SUPPLIED RECORDS Block Start
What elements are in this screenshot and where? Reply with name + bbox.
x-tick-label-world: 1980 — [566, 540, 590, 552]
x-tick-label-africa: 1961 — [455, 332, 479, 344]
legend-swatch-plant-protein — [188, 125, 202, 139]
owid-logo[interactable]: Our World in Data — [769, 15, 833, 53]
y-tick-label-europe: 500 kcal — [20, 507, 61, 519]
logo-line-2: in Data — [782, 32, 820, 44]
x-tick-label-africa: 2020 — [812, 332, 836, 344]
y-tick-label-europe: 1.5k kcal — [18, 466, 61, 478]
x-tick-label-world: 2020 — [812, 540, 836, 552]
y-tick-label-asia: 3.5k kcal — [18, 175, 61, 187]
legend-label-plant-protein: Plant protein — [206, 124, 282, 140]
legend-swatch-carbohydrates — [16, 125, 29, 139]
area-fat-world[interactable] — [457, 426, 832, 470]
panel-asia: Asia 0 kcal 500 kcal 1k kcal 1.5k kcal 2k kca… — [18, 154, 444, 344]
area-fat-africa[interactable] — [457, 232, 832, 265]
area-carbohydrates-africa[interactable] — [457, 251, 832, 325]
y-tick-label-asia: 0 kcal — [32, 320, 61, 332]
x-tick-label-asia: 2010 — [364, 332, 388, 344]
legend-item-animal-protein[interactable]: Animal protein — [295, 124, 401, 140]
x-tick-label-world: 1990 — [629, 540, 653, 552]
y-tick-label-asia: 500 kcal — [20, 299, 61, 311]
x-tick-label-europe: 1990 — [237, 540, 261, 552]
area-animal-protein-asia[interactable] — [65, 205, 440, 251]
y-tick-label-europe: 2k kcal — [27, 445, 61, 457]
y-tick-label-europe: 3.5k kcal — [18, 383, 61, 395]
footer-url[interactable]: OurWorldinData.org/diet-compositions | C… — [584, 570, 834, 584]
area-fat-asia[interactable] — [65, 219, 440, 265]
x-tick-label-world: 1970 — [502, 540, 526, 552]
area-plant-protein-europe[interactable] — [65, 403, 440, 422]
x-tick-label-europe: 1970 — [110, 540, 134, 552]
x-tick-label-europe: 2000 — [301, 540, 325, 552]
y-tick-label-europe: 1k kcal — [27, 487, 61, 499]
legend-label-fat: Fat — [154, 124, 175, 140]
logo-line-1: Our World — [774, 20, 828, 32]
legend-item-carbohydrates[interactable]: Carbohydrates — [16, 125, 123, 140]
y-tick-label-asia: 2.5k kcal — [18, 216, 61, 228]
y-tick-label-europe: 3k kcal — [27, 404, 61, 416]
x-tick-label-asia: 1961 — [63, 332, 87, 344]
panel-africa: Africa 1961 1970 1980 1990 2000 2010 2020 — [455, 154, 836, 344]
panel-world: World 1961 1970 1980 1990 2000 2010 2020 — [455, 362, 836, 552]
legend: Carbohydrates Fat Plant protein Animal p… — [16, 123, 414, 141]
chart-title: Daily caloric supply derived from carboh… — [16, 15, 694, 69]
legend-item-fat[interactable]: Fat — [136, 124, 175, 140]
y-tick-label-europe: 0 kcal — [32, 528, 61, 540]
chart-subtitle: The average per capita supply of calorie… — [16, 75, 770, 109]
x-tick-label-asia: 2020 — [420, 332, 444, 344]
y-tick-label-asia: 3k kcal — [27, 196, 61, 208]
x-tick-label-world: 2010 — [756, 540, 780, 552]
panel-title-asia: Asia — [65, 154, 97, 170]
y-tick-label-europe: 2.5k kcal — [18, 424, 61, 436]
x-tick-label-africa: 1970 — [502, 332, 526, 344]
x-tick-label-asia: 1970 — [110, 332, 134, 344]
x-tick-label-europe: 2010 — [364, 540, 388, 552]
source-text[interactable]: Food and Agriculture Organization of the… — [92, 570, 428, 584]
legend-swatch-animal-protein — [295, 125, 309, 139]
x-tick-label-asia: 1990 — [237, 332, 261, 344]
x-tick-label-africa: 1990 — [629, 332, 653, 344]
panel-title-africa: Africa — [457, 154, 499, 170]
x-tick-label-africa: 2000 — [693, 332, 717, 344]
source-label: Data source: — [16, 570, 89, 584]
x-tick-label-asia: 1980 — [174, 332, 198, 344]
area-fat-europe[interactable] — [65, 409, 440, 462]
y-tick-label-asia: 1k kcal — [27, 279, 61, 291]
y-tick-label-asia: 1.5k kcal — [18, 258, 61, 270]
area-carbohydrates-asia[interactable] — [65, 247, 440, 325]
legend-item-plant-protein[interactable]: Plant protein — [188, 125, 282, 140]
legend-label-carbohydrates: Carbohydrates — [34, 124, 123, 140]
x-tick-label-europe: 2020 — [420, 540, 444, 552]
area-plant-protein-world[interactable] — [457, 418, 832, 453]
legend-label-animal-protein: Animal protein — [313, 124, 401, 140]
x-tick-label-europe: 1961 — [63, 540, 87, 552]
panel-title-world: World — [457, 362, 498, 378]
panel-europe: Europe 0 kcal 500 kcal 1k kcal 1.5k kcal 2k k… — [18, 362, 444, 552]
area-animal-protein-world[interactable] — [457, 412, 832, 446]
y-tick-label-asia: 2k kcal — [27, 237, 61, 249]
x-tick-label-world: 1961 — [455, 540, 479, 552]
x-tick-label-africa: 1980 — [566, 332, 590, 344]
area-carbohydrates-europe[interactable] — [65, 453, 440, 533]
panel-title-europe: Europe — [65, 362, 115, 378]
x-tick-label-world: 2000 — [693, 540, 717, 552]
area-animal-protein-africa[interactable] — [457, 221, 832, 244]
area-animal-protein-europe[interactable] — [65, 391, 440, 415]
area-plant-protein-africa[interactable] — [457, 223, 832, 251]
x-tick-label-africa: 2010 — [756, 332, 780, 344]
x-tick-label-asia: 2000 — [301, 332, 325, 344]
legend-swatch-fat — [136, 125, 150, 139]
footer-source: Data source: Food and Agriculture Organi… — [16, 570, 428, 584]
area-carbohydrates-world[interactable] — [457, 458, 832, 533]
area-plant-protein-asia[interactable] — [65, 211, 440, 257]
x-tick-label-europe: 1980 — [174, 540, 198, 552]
SUPPLIED RECORDS Block End
**WHAT YOU ARE ASKED TO DO**
If the word "supply" is on a line above, return that line.

**EXERCISE OUTPUT**
chart-title: Daily caloric supply derived from carboh… — [16, 15, 694, 69]
chart-subtitle: The average per capita supply of calorie… — [16, 75, 770, 109]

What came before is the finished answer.